- RECORDED INFORMATION -

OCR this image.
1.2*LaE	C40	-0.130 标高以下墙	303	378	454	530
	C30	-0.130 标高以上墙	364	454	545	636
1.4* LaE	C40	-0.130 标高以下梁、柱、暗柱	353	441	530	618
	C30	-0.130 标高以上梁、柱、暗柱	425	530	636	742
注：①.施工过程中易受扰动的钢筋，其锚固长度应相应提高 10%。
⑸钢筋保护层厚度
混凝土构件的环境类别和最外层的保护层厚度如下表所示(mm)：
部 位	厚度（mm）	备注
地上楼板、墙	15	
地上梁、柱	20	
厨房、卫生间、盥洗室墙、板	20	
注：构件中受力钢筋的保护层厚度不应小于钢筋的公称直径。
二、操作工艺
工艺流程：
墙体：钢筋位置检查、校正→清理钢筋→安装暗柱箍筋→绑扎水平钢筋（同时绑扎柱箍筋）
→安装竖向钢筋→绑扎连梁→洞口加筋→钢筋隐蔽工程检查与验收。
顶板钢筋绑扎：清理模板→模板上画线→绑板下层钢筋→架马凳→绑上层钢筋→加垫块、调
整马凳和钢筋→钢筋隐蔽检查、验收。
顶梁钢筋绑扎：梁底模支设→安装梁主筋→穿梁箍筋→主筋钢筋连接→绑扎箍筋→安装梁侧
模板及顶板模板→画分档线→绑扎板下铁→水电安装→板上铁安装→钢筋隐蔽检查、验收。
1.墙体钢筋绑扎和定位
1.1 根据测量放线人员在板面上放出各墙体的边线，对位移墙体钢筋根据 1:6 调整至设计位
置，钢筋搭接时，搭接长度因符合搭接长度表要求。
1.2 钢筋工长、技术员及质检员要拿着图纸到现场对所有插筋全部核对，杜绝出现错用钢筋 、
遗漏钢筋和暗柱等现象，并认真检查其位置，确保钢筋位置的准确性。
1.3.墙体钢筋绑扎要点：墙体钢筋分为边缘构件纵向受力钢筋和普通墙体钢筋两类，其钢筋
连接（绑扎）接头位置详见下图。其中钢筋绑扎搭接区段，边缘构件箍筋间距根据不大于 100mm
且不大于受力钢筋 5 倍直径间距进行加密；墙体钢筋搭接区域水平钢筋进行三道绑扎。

- WORK TO COMPLETE -
Quote the listing in full, please, keeping every line exact.

- EXERCISE RESPONSE -
OCR this image.
1.2*LaE	C40	-0.130 标高以下墙	303	378	454	530
	C30	-0.130 标高以上墙	364	454	545	636
1.4* LaE	C40	-0.130 标高以下梁、柱、暗柱	353	441	530	618
	C30	-0.130 标高以上梁、柱、暗柱	425	530	636	742
注：①.施工过程中易受扰动的钢筋，其锚固长度应相应提高 10%。
⑸钢筋保护层厚度
混凝土构件的环境类别和最外层的保护层厚度如下表所示(mm)：
部 位	厚度（mm）	备注
地上楼板、墙	15	
地上梁、柱	20	
厨房、卫生间、盥洗室墙、板	20	
注：构件中受力钢筋的保护层厚度不应小于钢筋的公称直径。
二、操作工艺
工艺流程：
墙体：钢筋位置检查、校正→清理钢筋→安装暗柱箍筋→绑扎水平钢筋（同时绑扎柱箍筋）
→安装竖向钢筋→绑扎连梁→洞口加筋→钢筋隐蔽工程检查与验收。
顶板钢筋绑扎：清理模板→模板上画线→绑板下层钢筋→架马凳→绑上层钢筋→加垫块、调
整马凳和钢筋→钢筋隐蔽检查、验收。
顶梁钢筋绑扎：梁底模支设→安装梁主筋→穿梁箍筋→主筋钢筋连接→绑扎箍筋→安装梁侧
模板及顶板模板→画分档线→绑扎板下铁→水电安装→板上铁安装→钢筋隐蔽检查、验收。
1.墙体钢筋绑扎和定位
1.1 根据测量放线人员在板面上放出各墙体的边线，对位移墙体钢筋根据 1:6 调整至设计位
置，钢筋搭接时，搭接长度因符合搭接长度表要求。
1.2 钢筋工长、技术员及质检员要拿着图纸到现场对所有插筋全部核对，杜绝出现错用钢筋 、
遗漏钢筋和暗柱等现象，并认真检查其位置，确保钢筋位置的准确性。
1.3.墙体钢筋绑扎要点：墙体钢筋分为边缘构件纵向受力钢筋和普通墙体钢筋两类，其钢筋
连接（绑扎）接头位置详见下图。其中钢筋绑扎搭接区段，边缘构件箍筋间距根据不大于 100mm
且不大于受力钢筋 5 倍直径间距进行加密；墙体钢筋搭接区域水平钢筋进行三道绑扎。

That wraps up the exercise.